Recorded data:
---+---

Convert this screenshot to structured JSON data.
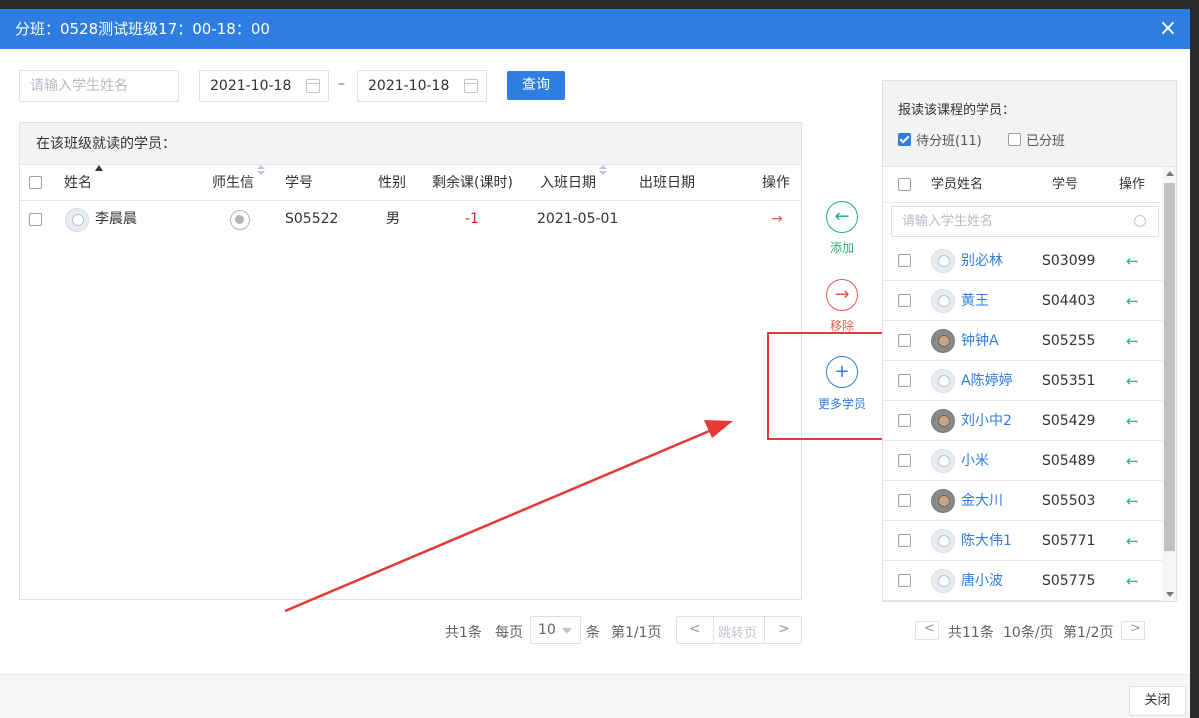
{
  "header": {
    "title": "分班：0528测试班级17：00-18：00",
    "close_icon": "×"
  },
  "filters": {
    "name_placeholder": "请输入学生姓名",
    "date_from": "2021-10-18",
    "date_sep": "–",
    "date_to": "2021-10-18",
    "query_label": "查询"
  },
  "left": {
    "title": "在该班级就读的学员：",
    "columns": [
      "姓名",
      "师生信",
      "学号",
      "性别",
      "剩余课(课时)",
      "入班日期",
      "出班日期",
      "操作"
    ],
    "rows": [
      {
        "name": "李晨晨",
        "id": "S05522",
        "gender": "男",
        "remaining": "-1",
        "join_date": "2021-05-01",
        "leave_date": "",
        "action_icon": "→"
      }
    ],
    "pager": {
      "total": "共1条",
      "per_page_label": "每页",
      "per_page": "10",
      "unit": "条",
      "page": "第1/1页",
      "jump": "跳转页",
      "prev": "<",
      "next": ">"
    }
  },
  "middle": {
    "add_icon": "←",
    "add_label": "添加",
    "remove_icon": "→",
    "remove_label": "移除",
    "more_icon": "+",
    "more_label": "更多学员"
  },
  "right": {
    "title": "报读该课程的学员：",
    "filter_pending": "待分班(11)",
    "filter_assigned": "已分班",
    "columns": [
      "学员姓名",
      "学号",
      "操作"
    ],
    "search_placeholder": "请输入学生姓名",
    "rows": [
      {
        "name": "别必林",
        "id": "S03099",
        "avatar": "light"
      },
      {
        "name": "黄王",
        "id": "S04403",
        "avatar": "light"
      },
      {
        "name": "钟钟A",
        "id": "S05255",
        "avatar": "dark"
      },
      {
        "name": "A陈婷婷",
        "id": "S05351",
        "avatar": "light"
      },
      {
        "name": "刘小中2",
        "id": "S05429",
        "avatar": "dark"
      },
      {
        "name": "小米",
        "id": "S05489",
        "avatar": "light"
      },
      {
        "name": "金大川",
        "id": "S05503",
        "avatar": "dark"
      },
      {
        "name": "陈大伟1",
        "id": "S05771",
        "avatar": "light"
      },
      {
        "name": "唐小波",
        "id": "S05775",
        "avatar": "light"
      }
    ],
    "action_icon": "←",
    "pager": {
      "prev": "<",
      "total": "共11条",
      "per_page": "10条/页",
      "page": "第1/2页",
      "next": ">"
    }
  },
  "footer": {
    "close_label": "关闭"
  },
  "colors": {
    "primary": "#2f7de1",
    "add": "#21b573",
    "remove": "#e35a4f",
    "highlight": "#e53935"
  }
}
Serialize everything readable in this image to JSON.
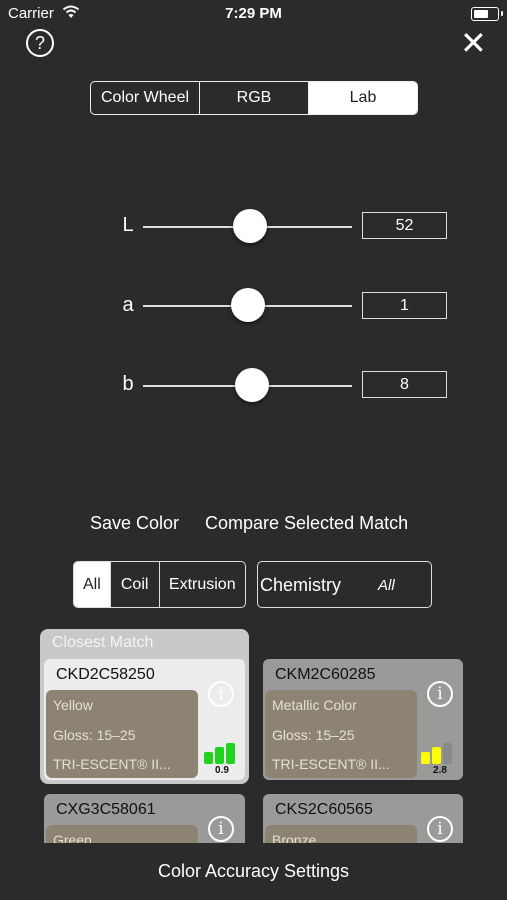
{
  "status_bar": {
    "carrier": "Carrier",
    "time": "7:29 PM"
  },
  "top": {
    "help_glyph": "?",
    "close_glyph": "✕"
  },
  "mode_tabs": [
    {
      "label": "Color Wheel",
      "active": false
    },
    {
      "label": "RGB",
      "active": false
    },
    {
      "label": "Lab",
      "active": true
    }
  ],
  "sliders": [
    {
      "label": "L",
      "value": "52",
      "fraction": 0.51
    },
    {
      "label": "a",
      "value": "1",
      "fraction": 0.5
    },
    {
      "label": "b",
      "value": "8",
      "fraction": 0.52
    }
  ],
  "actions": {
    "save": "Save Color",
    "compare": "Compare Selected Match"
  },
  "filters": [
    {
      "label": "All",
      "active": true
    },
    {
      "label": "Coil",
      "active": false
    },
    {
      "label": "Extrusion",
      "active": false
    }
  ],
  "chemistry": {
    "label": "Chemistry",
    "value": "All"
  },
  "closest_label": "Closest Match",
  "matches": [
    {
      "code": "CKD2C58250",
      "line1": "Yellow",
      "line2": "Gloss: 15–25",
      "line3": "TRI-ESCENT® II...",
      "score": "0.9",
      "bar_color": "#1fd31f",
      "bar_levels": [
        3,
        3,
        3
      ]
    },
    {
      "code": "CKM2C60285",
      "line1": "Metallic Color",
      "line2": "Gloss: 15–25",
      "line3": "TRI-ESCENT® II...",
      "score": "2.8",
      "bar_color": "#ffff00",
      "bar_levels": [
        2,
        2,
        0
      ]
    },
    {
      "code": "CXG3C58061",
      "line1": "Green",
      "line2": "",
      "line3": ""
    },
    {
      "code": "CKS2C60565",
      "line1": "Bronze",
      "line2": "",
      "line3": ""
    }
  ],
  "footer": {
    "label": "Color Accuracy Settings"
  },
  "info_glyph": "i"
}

---+---

*WRITTEN REQUEST:* Report every line containing the word "JSON" from the listing above.

*EXERCISE RESPONSE:*
Convert this screenshot to structured JSON data.
Serialize everything readable in this image to JSON.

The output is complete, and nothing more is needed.